— Job —
Look through the data below. Show each line where the string "emit" occurs.

— Records for the exercise —
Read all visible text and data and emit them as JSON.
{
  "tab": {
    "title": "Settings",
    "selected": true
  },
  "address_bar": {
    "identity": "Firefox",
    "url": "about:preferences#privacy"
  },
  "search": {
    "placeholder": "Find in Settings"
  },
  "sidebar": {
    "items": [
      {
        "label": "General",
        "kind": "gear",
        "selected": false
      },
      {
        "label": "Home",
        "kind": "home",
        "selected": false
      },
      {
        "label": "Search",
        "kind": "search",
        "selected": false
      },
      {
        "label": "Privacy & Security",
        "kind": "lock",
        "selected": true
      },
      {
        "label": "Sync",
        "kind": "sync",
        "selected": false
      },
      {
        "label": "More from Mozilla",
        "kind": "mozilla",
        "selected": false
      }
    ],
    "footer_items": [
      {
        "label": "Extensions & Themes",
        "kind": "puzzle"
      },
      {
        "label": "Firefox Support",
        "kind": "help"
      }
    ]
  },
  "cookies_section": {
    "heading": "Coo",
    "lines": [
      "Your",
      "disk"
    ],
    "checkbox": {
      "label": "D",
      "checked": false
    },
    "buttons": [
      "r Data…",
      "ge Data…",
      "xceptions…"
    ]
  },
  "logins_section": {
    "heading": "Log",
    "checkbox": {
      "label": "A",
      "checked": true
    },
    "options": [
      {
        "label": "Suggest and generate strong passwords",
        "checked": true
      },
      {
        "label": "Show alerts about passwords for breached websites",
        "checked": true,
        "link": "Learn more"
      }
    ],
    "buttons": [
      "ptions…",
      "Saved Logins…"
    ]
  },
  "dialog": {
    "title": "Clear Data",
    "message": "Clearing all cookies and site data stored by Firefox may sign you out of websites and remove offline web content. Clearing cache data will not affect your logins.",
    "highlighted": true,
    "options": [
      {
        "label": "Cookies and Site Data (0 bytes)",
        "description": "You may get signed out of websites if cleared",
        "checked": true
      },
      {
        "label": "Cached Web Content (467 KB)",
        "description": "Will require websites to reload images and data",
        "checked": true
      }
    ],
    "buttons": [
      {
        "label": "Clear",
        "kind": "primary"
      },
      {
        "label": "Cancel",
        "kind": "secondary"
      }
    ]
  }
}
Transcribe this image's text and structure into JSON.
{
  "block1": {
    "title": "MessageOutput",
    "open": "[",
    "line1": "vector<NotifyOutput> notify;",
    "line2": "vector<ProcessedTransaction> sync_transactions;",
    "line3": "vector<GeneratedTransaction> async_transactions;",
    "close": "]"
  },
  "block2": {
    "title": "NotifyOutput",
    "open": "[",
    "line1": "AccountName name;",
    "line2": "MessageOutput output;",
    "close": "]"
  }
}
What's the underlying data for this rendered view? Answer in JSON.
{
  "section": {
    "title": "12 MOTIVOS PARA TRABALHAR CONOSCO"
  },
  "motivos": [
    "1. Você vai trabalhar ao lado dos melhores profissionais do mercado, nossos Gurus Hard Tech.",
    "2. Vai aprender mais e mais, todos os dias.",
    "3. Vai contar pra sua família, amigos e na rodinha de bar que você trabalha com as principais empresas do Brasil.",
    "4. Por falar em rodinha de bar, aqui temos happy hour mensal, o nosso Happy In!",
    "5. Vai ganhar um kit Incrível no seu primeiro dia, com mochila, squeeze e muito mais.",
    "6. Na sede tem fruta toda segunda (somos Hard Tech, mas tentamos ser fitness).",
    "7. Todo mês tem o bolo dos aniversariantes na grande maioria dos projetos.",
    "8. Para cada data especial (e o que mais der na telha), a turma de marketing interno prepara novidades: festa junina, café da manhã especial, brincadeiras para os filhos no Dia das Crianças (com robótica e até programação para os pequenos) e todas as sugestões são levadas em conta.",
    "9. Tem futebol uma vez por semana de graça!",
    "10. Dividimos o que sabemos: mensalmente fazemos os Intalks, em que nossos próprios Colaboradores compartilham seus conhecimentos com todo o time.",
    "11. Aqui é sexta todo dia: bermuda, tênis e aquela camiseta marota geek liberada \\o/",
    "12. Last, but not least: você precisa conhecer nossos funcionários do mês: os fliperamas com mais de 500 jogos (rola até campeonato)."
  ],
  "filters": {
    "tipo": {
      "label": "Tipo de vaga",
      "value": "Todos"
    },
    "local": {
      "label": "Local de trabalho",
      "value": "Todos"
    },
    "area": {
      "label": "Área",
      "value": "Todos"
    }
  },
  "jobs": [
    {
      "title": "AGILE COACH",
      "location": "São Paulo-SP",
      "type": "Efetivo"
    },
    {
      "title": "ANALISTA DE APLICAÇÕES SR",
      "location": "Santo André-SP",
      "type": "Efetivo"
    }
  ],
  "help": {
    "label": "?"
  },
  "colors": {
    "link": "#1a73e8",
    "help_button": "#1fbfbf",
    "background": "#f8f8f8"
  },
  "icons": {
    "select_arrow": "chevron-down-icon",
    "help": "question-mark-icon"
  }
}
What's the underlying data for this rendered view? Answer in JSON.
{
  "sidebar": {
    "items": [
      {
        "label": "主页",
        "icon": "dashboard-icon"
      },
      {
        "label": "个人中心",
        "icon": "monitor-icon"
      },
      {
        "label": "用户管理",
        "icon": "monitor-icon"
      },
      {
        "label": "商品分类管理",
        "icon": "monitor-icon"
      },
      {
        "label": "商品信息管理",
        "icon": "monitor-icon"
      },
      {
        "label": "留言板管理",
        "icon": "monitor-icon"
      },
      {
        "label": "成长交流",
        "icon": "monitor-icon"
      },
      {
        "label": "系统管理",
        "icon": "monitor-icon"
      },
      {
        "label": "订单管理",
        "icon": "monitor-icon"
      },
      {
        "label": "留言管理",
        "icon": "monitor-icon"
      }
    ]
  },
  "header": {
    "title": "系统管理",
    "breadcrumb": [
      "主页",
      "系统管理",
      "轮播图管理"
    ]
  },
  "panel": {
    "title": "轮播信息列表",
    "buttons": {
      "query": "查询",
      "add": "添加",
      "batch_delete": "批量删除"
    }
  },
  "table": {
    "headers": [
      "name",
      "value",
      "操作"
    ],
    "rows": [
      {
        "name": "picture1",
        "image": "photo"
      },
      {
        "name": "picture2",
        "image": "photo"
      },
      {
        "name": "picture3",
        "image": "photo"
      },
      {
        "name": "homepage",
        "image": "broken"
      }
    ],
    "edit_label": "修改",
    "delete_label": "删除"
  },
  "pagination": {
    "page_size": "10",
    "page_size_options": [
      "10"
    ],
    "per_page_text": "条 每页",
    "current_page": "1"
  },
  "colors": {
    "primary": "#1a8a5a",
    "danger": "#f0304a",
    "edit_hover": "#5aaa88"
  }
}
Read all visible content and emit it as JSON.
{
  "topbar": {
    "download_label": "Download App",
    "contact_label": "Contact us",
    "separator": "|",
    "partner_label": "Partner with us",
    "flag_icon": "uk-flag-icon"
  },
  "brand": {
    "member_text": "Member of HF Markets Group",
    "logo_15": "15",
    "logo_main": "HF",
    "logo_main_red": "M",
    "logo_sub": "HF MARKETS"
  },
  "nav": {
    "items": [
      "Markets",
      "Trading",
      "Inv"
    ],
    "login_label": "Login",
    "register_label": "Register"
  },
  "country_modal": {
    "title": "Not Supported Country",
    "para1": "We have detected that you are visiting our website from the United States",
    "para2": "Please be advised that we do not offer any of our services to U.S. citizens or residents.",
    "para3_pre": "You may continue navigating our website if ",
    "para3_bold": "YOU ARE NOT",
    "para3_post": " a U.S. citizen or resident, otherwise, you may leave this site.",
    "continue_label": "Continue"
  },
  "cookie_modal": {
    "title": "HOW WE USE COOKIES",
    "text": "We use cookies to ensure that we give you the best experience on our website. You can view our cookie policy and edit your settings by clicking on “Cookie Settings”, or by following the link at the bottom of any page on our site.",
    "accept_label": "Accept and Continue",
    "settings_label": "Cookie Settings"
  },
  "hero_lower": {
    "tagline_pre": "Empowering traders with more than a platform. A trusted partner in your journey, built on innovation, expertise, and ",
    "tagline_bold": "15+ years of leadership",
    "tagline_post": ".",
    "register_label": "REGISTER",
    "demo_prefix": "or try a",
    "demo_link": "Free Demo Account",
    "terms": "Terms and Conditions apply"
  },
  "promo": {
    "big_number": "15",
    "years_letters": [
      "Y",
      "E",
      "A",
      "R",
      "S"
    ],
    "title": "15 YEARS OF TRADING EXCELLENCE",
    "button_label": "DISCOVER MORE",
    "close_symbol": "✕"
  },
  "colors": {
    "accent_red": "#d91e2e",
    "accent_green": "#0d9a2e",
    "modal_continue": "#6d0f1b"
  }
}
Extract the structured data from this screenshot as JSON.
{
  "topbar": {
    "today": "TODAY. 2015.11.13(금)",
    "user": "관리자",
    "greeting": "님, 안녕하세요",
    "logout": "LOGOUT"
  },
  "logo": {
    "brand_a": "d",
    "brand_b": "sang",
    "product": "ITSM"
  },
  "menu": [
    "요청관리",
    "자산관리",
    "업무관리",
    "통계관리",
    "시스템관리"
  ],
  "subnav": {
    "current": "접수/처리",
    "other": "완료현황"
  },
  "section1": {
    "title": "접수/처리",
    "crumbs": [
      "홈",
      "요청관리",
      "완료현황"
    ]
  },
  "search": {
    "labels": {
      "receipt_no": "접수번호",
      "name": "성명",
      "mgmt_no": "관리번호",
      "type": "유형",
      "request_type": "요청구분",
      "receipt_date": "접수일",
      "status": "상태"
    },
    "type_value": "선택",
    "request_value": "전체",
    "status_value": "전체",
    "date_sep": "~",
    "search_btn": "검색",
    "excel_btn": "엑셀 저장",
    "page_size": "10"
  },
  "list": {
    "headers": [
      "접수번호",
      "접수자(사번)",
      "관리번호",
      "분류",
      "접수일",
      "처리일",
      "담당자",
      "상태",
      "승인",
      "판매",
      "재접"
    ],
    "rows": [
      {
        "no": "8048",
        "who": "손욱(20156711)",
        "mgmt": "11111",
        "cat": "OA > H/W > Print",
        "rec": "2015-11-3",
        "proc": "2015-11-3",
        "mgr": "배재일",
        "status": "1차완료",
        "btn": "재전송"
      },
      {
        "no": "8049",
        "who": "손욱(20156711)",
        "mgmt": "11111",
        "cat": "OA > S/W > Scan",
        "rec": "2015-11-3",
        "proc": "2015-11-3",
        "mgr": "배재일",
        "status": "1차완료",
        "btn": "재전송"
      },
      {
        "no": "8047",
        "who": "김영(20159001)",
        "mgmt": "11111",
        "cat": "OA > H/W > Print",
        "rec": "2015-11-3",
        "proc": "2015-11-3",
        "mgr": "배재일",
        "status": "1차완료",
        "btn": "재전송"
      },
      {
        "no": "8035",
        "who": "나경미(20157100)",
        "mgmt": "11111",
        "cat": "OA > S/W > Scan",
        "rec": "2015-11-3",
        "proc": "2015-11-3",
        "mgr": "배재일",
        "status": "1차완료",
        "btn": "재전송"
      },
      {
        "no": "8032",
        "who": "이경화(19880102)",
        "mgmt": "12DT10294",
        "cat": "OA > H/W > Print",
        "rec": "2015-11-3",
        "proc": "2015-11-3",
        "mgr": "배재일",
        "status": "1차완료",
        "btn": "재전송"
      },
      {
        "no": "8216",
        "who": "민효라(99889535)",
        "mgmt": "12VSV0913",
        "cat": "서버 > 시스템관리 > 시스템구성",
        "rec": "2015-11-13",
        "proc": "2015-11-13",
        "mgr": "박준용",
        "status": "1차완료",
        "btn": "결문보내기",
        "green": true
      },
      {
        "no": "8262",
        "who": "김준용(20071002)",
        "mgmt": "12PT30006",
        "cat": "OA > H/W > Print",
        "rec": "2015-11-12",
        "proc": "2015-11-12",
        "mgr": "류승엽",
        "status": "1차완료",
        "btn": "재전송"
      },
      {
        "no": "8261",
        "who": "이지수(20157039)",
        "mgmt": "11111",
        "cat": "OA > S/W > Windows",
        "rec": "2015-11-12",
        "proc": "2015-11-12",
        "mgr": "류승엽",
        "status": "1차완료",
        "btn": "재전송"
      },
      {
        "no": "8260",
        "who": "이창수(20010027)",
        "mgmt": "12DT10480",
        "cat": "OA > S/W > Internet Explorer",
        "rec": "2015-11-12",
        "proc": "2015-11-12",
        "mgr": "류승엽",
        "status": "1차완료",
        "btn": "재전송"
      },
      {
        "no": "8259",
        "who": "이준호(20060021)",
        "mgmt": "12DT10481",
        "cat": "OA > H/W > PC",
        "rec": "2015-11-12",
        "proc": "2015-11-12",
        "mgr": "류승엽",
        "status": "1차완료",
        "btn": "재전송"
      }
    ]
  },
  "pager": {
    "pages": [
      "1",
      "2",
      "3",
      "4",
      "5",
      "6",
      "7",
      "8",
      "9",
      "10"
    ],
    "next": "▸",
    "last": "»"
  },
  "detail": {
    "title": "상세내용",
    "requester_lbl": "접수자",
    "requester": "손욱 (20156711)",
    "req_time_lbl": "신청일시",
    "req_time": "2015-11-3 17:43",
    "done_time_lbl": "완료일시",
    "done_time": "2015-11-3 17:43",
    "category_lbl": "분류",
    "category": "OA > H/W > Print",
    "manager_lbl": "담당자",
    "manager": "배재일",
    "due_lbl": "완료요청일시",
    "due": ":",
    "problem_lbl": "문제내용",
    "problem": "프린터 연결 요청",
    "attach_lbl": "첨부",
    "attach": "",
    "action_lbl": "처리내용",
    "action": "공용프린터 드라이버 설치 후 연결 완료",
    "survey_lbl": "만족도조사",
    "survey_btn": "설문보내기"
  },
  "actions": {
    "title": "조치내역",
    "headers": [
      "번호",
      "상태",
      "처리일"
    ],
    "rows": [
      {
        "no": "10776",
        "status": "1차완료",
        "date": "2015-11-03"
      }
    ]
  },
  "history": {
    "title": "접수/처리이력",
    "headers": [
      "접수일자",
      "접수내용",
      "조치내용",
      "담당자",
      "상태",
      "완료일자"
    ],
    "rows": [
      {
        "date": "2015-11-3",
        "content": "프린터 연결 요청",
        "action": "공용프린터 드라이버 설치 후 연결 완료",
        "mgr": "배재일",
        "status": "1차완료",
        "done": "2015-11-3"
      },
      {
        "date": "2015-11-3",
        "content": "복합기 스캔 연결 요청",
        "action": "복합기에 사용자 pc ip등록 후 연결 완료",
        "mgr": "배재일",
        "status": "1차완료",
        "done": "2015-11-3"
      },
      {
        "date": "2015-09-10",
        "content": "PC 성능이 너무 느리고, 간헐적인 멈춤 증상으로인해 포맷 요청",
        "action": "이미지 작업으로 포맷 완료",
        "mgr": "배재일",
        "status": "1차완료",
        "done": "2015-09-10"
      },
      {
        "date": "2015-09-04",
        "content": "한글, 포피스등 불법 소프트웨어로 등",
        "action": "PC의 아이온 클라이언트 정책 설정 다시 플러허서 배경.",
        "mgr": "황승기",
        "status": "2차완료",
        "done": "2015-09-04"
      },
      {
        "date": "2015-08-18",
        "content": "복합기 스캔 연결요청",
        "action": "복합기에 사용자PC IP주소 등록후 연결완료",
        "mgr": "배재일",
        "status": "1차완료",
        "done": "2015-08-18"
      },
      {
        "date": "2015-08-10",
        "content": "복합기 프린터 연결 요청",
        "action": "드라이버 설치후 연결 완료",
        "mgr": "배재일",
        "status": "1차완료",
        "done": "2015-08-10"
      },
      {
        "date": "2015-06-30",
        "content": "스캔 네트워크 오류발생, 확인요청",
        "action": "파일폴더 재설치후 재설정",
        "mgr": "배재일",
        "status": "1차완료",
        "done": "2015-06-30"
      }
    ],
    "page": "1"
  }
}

— Reply to the task —
Read all visible text and data and emit them as JSON.
Read all visible content and emit it as JSON.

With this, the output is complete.